[Bounding box prediction data]

━━━━━━━━━━

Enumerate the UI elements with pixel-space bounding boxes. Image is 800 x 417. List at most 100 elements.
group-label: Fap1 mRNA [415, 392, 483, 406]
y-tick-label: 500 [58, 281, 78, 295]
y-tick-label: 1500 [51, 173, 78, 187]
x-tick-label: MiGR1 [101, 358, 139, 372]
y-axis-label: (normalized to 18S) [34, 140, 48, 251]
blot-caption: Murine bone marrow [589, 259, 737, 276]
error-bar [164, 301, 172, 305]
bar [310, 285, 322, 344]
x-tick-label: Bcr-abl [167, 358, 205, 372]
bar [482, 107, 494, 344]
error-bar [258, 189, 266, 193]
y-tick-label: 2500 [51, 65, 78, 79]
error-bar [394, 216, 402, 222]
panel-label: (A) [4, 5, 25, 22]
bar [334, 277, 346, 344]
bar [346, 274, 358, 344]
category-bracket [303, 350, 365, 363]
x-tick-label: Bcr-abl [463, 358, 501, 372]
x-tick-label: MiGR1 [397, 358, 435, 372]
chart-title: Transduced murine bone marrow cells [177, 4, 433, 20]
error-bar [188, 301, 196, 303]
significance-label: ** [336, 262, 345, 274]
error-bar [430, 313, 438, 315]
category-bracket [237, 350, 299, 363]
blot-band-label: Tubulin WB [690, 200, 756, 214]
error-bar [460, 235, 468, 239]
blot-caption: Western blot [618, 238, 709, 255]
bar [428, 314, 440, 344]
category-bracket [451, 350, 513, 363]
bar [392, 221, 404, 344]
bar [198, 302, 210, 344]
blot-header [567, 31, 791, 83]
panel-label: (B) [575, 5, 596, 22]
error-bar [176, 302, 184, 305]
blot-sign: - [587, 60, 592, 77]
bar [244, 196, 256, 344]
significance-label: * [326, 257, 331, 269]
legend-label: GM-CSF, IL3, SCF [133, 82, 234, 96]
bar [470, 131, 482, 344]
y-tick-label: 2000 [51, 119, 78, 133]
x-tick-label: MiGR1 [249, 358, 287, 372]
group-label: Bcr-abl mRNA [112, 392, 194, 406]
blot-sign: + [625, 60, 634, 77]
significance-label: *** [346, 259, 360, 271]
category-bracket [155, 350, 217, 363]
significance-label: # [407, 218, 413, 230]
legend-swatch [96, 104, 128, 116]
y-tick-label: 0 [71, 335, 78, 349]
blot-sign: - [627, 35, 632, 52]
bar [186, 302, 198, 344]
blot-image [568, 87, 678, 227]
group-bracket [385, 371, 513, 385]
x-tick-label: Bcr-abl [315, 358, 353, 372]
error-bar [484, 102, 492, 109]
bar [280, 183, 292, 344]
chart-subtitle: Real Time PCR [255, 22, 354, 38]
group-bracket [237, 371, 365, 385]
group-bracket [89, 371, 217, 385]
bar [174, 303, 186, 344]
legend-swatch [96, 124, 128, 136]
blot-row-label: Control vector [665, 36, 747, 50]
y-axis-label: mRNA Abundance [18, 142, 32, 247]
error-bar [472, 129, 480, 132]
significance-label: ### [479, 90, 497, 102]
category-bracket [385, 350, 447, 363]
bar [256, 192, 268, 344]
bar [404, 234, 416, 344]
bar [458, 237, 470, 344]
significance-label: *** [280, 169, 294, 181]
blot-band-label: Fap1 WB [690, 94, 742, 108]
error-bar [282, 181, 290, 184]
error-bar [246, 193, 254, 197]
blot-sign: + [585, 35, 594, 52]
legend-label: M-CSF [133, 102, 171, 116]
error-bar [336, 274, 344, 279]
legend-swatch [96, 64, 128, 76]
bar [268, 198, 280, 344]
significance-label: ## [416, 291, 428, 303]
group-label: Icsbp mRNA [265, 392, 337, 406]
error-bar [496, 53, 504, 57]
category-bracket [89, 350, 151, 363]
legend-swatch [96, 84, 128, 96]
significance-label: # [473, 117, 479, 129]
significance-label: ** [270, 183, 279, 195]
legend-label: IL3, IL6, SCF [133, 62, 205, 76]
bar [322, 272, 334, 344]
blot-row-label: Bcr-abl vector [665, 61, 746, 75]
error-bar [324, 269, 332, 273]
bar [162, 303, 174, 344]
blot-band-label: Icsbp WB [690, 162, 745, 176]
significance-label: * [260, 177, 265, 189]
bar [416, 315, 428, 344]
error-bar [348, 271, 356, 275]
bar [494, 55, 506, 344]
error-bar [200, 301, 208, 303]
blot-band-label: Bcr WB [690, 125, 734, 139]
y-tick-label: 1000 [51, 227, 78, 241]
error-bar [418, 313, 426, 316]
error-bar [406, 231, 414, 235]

━━━━━━━━━━

▶ **YOUR INSTRUCTIONS**: All lines with the word "significance" are needed; pull them from the entries and copy each.

▶ **WRITTEN ANSWER**:
significance-label: ** [336, 262, 345, 274]
significance-label: * [326, 257, 331, 269]
significance-label: *** [346, 259, 360, 271]
significance-label: # [407, 218, 413, 230]
significance-label: ### [479, 90, 497, 102]
significance-label: *** [280, 169, 294, 181]
significance-label: ## [416, 291, 428, 303]
significance-label: # [473, 117, 479, 129]
significance-label: ** [270, 183, 279, 195]
significance-label: * [260, 177, 265, 189]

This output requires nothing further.